Request
Output solely the number of lines containing the string "frac".

Supplied material
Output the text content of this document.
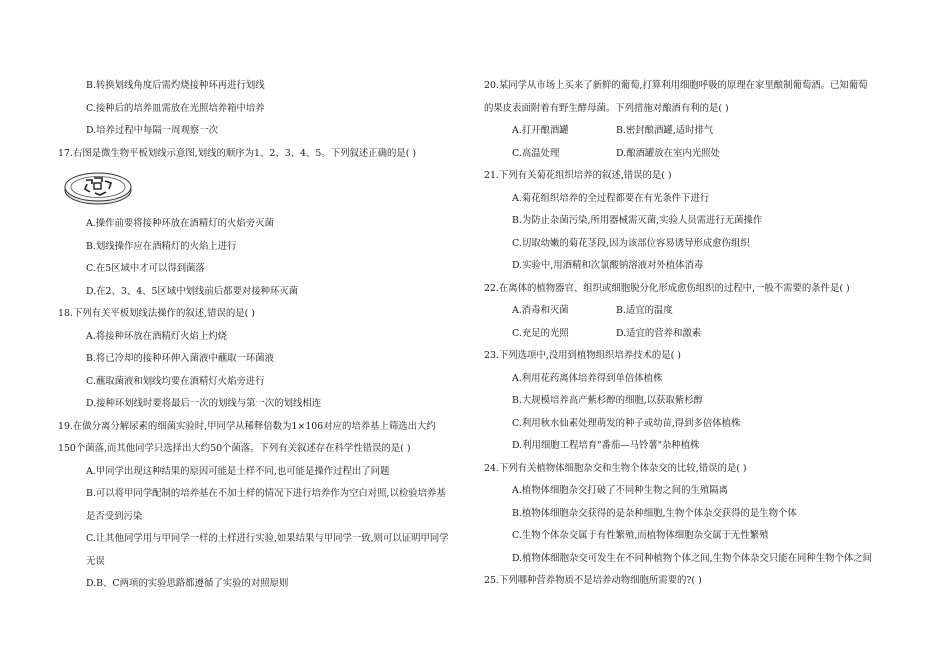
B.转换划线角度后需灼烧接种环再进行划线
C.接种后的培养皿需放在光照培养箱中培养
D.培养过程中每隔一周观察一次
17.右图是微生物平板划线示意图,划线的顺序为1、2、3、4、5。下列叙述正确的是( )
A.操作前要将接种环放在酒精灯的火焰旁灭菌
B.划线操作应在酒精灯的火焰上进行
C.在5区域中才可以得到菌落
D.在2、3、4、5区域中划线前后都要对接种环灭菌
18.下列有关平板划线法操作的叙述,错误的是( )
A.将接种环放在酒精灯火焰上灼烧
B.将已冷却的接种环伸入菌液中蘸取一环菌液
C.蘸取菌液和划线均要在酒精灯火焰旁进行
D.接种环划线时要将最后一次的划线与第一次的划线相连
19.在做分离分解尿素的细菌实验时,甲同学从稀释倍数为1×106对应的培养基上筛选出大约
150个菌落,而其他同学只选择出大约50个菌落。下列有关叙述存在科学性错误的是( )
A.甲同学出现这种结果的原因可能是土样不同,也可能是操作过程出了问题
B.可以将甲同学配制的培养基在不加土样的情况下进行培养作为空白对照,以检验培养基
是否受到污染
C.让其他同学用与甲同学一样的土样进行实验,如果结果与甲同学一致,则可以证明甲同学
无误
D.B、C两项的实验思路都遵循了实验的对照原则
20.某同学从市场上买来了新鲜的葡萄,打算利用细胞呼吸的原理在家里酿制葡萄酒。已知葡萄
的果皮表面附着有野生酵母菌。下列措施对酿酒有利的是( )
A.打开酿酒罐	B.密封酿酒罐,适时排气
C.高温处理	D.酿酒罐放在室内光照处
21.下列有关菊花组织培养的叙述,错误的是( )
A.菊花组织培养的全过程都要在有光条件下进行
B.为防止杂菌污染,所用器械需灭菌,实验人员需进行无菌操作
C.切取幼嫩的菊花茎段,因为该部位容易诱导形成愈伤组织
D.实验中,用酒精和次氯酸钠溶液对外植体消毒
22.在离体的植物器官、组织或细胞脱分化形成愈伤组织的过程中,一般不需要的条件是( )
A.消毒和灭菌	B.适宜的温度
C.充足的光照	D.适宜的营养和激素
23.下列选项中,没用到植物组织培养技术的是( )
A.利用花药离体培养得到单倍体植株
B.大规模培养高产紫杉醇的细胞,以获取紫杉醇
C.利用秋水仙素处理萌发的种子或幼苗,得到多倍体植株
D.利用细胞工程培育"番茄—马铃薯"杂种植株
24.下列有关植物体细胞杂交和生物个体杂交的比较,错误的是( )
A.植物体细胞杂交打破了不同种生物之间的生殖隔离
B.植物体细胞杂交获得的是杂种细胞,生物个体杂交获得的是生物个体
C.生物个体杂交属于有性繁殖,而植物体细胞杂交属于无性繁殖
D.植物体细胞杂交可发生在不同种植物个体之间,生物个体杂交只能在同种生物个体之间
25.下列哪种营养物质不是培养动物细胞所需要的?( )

...

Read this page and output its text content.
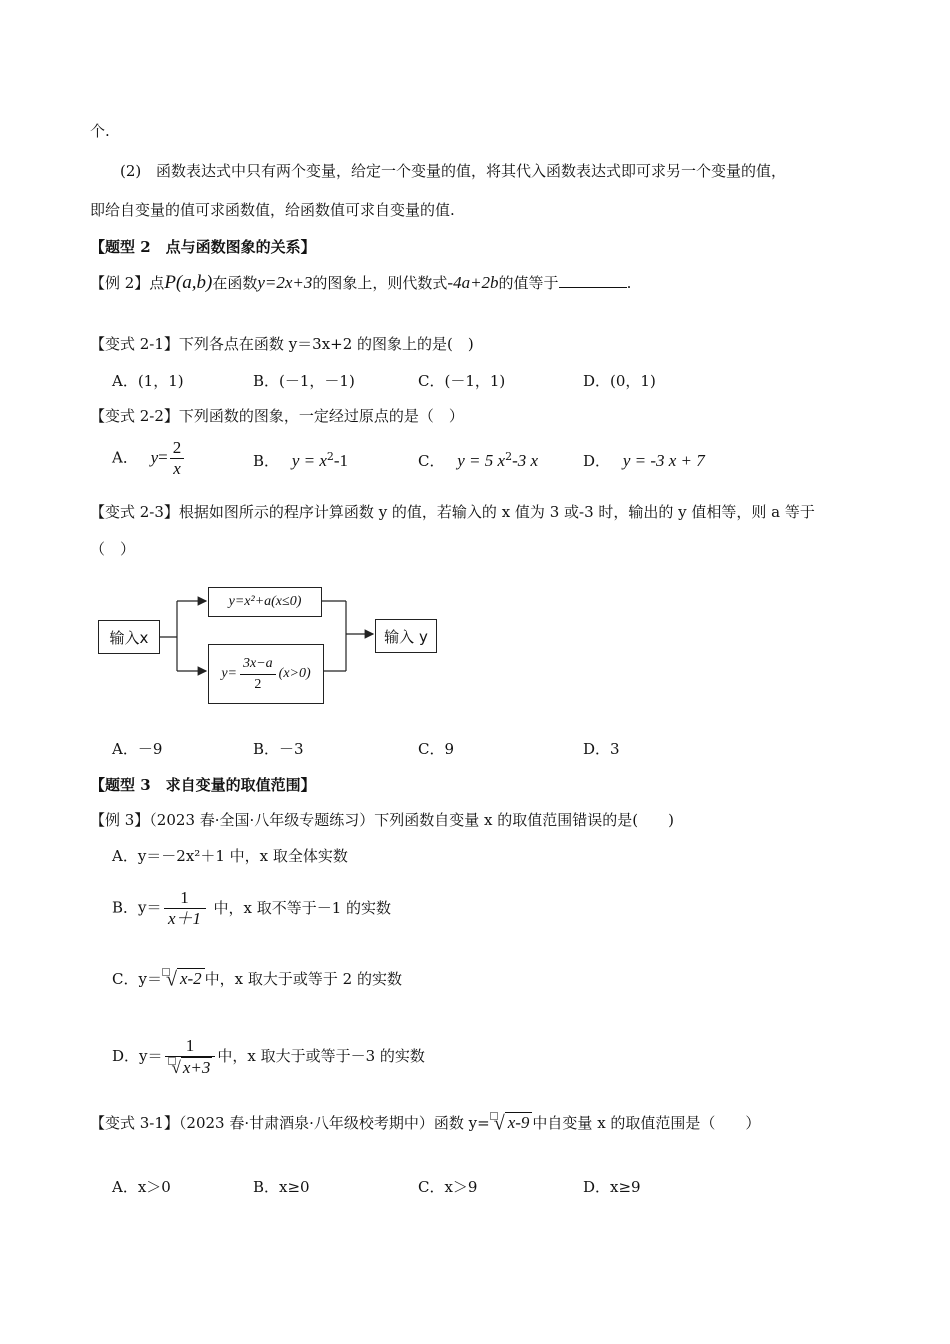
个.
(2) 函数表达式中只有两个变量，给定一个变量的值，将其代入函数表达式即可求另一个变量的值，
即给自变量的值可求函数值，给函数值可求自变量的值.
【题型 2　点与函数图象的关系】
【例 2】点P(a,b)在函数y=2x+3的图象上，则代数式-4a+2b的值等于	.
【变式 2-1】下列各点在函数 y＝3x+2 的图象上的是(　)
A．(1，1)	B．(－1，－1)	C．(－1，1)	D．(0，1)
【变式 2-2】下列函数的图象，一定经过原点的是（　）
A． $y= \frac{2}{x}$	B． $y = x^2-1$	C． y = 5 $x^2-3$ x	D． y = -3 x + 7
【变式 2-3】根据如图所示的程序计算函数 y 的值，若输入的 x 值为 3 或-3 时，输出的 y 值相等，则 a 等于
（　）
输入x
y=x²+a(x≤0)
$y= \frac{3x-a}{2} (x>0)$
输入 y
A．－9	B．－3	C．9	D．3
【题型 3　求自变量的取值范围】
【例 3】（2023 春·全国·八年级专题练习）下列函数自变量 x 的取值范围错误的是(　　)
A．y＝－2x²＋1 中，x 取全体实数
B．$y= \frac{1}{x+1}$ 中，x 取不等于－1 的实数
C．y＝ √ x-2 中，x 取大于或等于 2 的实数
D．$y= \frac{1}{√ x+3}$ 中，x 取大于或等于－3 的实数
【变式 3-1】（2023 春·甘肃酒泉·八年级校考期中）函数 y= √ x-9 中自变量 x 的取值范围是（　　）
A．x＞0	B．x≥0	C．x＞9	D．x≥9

Complete answer
4